◆ GIVEN INSTRUCTION: Reproduce each line from the records that holds "What".

◆ DATASET EXCERPTS:

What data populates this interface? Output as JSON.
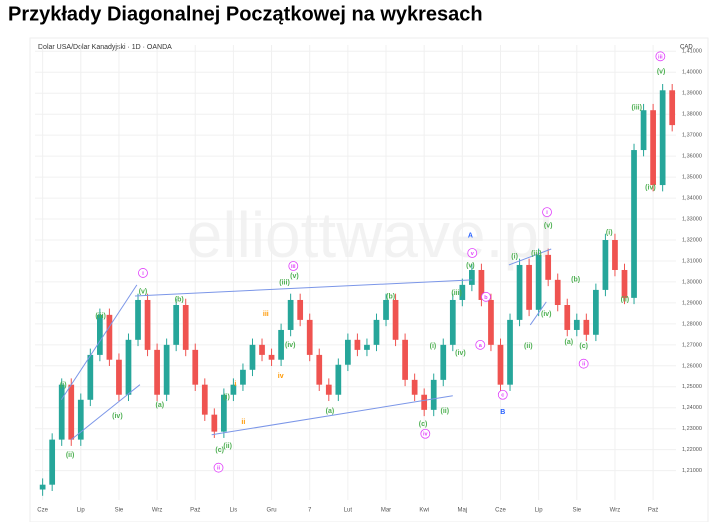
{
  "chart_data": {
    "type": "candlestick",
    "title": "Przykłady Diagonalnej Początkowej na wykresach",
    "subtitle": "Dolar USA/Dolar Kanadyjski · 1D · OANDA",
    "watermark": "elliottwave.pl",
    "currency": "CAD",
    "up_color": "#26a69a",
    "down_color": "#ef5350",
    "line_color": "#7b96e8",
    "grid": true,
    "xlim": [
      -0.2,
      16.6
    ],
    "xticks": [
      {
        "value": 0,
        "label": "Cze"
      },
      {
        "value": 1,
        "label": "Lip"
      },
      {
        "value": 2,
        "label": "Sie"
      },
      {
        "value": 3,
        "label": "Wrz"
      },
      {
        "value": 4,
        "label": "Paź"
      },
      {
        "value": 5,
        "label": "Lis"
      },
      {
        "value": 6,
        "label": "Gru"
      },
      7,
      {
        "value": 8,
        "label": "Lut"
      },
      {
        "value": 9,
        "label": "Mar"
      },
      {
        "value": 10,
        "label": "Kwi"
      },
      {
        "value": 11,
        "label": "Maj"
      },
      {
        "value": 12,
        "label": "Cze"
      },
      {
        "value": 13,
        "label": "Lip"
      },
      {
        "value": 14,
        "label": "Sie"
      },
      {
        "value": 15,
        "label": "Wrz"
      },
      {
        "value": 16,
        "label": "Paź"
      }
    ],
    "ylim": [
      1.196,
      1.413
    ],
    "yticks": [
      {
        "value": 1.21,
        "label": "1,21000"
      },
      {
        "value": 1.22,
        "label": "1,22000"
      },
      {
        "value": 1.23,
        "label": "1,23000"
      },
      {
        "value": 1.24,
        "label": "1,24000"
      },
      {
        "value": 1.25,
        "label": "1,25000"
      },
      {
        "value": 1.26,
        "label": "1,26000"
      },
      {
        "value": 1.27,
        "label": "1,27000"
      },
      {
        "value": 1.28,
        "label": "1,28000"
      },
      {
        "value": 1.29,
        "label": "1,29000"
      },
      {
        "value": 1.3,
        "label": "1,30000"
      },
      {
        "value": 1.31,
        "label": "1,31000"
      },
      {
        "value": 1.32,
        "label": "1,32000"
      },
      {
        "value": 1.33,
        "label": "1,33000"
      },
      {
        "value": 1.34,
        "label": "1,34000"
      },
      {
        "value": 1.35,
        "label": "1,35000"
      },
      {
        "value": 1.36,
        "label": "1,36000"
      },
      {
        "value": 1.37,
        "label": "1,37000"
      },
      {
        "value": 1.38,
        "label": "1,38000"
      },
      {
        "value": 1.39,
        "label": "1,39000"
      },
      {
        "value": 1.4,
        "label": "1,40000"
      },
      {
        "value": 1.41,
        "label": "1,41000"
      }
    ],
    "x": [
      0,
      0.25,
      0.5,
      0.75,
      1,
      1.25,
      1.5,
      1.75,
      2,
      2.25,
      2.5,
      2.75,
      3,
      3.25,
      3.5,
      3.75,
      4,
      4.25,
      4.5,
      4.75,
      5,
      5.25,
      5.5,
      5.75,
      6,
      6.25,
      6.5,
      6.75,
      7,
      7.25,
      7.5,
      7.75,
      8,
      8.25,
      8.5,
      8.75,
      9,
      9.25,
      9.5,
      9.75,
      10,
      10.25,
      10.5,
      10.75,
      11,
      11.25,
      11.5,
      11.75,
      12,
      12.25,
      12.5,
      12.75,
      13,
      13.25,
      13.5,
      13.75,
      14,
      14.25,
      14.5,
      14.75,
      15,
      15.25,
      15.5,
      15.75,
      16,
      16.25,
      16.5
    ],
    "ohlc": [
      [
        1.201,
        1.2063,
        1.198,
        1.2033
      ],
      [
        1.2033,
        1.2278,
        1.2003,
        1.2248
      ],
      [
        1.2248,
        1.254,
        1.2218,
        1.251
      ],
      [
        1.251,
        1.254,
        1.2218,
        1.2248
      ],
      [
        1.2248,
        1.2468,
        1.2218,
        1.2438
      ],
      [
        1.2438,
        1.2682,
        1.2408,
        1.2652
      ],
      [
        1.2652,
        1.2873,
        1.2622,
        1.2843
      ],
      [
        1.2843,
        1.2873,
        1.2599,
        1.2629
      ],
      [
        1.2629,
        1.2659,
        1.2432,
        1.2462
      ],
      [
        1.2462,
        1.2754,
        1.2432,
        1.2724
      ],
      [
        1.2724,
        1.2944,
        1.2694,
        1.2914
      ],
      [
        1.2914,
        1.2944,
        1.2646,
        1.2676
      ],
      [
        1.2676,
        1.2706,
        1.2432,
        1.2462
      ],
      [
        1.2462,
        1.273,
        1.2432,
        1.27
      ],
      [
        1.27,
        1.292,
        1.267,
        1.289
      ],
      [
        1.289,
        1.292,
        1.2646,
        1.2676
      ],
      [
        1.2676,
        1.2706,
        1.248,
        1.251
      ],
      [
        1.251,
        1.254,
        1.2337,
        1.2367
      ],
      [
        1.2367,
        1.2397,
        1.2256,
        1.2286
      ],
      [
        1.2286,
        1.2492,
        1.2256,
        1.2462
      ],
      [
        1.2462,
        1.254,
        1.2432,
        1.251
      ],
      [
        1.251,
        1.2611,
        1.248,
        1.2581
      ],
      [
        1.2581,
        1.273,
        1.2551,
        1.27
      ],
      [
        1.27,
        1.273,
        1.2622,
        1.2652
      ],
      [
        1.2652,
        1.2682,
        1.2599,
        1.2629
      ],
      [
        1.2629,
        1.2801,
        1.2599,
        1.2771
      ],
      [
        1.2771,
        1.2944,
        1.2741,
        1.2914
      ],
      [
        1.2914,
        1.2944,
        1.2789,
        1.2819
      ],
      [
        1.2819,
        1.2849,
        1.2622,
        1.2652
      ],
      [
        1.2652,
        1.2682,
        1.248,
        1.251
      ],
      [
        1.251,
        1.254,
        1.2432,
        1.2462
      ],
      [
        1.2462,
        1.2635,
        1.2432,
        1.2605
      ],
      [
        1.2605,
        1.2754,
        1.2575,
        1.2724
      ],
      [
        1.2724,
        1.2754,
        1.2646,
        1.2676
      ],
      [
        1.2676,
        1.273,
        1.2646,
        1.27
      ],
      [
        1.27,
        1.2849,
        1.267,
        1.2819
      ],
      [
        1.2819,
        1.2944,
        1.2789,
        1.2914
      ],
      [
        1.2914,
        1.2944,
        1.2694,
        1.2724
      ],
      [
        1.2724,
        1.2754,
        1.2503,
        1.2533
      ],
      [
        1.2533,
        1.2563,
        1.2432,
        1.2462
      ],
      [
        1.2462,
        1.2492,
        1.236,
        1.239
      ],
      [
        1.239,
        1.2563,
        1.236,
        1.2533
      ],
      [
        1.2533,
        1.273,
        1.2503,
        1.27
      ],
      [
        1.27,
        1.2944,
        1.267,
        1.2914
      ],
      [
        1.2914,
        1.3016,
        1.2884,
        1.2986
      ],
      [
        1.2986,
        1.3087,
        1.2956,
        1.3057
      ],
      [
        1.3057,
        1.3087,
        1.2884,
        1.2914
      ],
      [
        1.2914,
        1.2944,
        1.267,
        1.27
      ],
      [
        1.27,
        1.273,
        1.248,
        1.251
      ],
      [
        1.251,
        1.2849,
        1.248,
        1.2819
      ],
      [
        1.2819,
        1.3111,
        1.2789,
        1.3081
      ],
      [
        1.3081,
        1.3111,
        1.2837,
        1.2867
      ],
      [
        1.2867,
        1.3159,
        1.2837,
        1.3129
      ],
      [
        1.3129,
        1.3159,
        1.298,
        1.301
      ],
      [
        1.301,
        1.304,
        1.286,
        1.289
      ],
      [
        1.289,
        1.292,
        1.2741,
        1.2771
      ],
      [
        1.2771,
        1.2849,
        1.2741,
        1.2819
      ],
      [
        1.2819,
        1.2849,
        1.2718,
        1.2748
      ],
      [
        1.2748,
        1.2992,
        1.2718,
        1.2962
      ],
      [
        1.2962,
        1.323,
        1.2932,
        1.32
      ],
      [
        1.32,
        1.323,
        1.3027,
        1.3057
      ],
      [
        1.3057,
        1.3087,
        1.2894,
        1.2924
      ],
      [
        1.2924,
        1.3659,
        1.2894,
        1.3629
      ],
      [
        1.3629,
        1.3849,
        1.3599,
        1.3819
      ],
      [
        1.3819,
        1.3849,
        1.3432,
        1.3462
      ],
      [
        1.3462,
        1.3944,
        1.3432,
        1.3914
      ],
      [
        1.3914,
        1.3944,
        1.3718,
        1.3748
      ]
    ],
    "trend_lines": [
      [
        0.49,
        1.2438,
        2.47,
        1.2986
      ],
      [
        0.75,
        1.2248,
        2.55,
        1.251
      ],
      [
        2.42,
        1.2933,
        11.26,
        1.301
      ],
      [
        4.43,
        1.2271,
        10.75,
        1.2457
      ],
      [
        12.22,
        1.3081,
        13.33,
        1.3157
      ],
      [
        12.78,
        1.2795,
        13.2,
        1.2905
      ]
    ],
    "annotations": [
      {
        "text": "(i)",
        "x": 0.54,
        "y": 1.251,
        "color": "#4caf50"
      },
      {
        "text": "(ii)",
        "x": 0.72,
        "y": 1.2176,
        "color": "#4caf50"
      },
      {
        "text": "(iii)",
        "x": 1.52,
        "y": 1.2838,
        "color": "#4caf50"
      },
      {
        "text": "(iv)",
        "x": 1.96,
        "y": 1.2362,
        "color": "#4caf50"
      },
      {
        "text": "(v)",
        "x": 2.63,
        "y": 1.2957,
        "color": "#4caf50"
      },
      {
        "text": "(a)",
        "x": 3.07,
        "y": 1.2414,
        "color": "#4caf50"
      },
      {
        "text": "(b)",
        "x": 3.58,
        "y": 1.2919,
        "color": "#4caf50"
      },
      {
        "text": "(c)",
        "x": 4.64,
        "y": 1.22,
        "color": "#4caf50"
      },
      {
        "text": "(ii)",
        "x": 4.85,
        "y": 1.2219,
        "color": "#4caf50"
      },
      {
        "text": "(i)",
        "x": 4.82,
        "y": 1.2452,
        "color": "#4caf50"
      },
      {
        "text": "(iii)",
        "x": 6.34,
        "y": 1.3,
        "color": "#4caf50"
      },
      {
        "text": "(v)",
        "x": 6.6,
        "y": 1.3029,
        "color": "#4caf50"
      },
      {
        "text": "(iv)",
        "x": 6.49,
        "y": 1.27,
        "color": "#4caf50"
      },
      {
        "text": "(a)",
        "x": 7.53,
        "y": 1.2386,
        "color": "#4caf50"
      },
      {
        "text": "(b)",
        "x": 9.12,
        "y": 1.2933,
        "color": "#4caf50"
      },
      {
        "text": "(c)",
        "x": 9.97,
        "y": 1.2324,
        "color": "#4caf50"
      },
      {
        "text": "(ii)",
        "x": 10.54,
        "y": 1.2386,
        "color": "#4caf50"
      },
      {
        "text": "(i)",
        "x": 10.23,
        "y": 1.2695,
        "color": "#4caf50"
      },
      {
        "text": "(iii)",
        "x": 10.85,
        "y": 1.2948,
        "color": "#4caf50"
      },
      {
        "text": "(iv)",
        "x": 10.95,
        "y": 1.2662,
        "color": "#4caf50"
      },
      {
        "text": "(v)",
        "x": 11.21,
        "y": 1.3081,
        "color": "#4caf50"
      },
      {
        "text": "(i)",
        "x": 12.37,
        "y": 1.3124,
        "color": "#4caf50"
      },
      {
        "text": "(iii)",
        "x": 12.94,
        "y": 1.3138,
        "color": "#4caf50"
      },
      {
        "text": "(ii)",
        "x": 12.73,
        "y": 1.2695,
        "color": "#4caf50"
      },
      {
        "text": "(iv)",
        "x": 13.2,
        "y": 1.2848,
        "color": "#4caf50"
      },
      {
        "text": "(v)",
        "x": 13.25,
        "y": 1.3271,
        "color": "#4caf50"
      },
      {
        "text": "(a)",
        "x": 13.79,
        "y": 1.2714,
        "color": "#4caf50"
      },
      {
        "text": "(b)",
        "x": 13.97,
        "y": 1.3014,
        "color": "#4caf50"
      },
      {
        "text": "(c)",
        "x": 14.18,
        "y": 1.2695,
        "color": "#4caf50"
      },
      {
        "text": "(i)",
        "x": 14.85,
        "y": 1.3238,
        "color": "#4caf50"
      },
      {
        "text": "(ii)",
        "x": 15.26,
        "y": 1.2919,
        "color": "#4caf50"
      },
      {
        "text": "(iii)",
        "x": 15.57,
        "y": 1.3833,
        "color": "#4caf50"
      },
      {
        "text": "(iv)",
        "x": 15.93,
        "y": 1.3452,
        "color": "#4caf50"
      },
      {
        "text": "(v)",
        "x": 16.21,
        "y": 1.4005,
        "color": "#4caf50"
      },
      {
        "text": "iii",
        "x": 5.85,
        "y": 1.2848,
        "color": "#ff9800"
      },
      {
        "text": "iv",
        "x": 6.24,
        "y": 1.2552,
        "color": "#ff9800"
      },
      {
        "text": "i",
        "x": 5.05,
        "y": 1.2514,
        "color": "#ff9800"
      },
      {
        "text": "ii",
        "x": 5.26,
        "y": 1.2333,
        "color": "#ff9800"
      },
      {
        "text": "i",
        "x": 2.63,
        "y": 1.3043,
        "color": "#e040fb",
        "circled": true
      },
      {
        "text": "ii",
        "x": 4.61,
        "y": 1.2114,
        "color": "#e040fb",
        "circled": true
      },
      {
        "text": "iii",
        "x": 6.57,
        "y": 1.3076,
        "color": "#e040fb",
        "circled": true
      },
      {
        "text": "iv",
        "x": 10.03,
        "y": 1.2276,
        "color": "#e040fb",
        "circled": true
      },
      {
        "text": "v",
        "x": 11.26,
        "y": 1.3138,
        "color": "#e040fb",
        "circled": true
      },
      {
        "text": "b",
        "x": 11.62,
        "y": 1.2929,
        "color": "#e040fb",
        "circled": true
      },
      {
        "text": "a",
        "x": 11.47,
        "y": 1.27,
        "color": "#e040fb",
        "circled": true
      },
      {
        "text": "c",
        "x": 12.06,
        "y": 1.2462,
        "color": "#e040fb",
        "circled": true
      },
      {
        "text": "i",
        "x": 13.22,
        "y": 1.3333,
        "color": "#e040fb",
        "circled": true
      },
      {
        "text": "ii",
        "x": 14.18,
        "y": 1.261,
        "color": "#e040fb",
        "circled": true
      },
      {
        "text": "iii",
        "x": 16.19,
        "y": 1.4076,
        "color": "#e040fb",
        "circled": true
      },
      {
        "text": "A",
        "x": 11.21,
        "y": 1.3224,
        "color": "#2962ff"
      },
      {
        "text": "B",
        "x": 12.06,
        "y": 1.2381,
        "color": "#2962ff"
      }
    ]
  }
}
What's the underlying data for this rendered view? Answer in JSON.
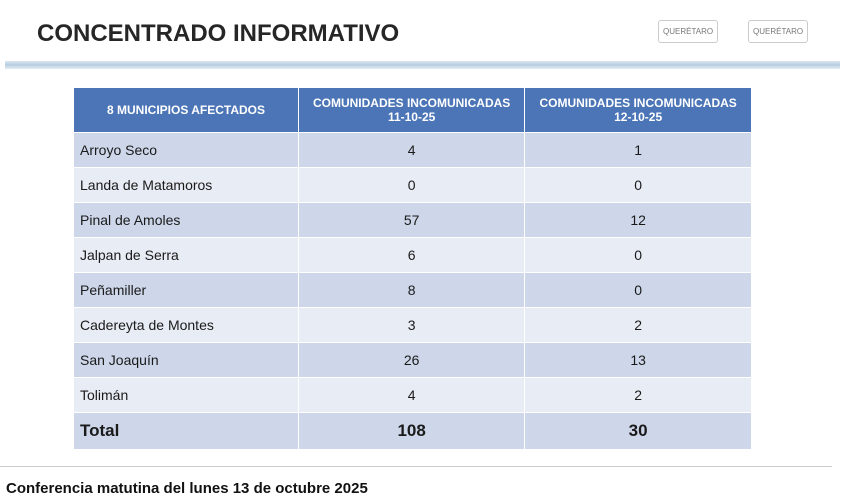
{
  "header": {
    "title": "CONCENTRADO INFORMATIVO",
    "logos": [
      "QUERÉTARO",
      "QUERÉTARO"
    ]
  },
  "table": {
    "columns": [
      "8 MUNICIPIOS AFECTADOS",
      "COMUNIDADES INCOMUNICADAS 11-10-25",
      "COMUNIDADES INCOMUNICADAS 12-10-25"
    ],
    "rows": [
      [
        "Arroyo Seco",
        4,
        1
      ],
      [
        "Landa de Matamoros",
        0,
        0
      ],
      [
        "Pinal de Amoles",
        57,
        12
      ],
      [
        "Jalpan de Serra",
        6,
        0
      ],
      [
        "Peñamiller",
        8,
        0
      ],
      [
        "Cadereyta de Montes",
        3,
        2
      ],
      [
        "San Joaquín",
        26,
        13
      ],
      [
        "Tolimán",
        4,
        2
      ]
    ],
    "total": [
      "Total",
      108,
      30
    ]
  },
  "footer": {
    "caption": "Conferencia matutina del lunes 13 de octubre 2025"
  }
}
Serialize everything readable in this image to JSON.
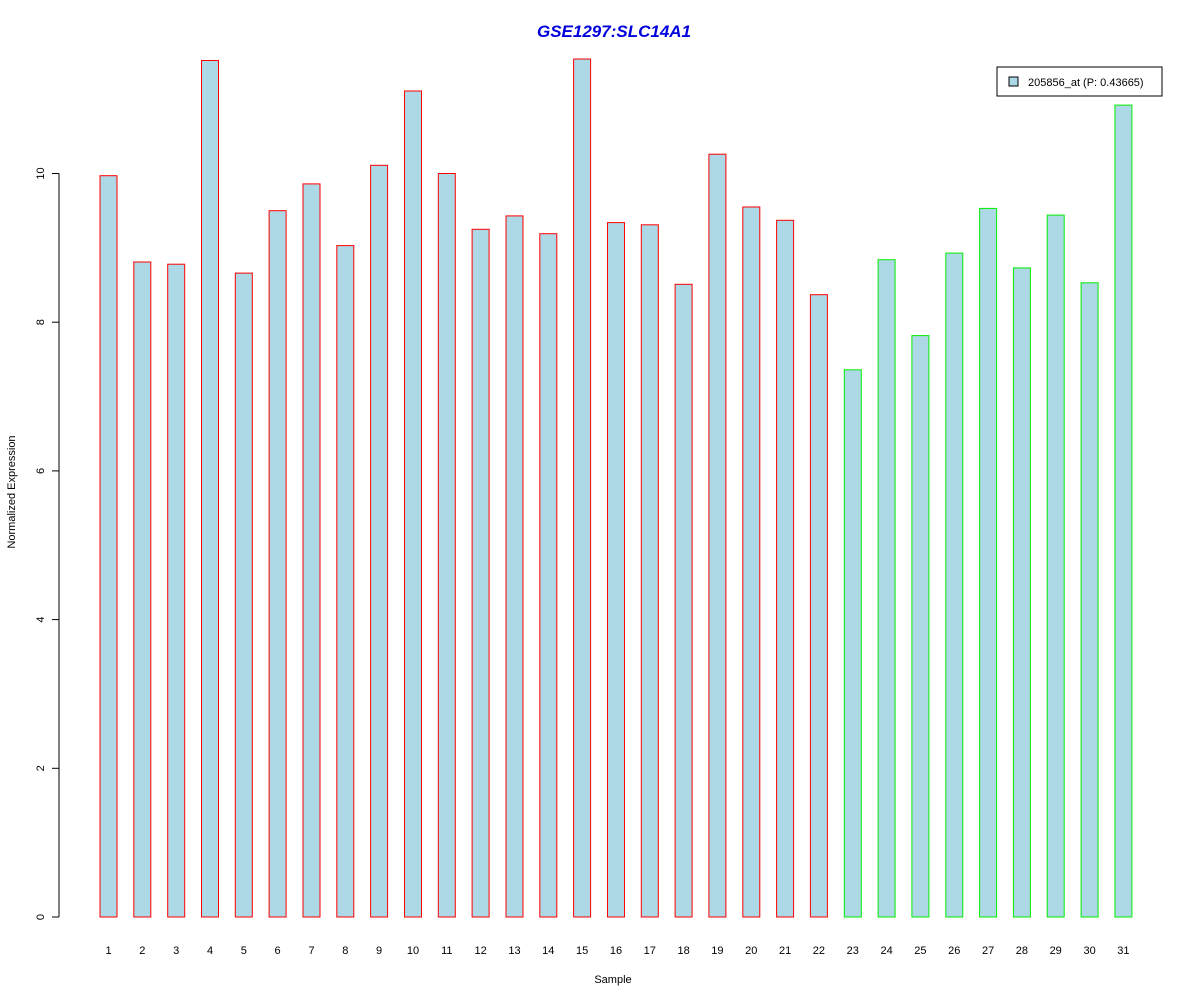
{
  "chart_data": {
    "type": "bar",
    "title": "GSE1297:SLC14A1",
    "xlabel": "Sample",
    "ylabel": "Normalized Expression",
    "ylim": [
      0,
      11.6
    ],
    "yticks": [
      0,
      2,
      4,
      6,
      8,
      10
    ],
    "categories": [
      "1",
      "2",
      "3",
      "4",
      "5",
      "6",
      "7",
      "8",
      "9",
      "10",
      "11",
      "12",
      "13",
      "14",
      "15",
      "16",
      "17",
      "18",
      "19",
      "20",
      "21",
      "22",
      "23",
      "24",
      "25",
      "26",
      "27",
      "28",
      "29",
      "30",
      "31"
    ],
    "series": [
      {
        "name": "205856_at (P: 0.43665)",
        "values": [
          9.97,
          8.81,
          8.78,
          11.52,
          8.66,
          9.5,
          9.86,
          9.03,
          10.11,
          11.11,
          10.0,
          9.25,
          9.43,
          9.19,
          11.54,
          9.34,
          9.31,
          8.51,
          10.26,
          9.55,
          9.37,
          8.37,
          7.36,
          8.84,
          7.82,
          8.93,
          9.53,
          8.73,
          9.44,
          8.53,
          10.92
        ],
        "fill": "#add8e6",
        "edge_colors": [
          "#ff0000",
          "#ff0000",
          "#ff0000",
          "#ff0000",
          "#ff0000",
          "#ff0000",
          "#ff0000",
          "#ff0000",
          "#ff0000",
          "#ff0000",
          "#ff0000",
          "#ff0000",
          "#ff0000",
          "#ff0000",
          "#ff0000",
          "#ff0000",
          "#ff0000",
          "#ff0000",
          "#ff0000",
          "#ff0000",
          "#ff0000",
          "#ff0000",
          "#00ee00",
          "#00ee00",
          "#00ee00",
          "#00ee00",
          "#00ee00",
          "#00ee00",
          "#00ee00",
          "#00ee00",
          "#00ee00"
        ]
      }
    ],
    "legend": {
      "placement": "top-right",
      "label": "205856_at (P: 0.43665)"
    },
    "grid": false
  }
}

◆ COMPLETE RESPONSE:
What data populates this interface? Output as JSON.
What's the underlying data for this rendered view? Answer in JSON.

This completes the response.